INVESTIGACIÓN
Un mundo oculto bajo el hielo: descubren vida en aguas termales a más de 300 °C en la Antártida.
Científicos de Corea del Sur exploraron por primera vez un sistema hidrotermal activo en las profundidades del océano antártico. El descubrimiento revela un mundo extremo donde organismos sobreviven sin luz solar y abre nuevas perspectivas sobre el origen y los límites de la vida.
Una expedición científica en las profundidades del océano que rodea la Antártida permitió descubrir un ecosistema completamente desconocido, capaz de desarrollarse en uno de los ambientes más extremos del planeta.
El hallazgo fue realizado por investigadores del Korea Polar Research Institute y representa un importante avance para la oceanografía, la biología y la búsqueda de vida en otros mundos.

La misión se llevó a cabo a unos 1.200 kilómetros de la estación científica surcoreana Jangbogo, en una dorsal oceánica situada bajo las aguas del continente blanco.
Para explorar esta región, el equipo utilizó el vehículo submarino no tripulado Ariari, diseñado para operar a grandes profundidades y capaz de descender más de 1.300 metros bajo la superficie.
Durante la exploración, los científicos localizaron sistemas hidrotermales activos, conocidos como "chimeneas submarinas", donde el agua alcanza temperaturas superiores a los 300 grados Celsius.
A pesar de ese calor extremo, el agua no entra en ebullición debido a la enorme presión existente en el fondo del océano.

Estas chimeneas expulsan continuamente minerales como hierro, cobre y zinc, además de compuestos ricos en sulfuro de hidrógeno, creando un ambiente químicamente muy diferente al de la superficie.
Allí, mientras el agua cercana al hielo antártico ronda los -1 °C, se produce un contraste térmico extraordinario que da lugar a condiciones únicas para el desarrollo de la vida.
======
- _CONSIGNA_: Reproduce el pasaje del texto fuente que empieza con "El hallazgo fue" y sigue hasta "en otros mundos.". Los registros no guardan relación con el texto fuente.
======
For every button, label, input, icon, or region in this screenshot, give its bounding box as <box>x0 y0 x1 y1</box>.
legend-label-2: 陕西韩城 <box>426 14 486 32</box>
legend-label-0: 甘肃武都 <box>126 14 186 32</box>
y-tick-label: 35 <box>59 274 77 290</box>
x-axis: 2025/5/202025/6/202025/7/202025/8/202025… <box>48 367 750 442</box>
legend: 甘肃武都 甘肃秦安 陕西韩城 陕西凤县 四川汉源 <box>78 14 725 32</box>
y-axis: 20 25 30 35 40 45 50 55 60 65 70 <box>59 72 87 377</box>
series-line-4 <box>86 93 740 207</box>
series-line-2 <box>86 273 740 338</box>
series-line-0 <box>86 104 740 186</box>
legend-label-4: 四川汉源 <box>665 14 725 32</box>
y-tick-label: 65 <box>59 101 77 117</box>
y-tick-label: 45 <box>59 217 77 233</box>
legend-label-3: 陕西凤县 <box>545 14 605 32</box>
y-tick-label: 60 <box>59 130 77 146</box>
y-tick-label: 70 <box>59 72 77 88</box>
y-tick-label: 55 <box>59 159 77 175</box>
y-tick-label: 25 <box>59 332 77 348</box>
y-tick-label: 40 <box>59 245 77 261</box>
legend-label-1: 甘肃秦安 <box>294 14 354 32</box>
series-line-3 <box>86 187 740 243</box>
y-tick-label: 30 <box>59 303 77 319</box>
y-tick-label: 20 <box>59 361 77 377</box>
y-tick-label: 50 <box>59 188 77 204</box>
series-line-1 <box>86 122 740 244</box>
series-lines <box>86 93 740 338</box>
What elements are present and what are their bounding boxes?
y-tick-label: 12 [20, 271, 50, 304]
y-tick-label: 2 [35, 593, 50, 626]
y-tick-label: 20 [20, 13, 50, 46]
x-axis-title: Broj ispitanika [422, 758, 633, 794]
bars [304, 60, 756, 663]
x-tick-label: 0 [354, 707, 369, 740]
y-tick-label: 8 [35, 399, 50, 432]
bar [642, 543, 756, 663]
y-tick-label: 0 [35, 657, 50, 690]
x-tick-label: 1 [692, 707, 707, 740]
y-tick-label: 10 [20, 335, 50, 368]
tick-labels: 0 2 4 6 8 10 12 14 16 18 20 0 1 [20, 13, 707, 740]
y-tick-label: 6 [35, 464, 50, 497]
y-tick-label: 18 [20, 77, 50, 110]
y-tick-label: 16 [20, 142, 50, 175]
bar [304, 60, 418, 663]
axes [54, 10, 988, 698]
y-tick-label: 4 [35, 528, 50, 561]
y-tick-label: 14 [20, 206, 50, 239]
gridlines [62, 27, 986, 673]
======
- _SOLUCIÓN_:
El hallazgo fue realizado por investigadores del Korea Polar Research Institute y representa un importante avance para la oceanografía, la biología y la búsqueda de vida en otros mundos.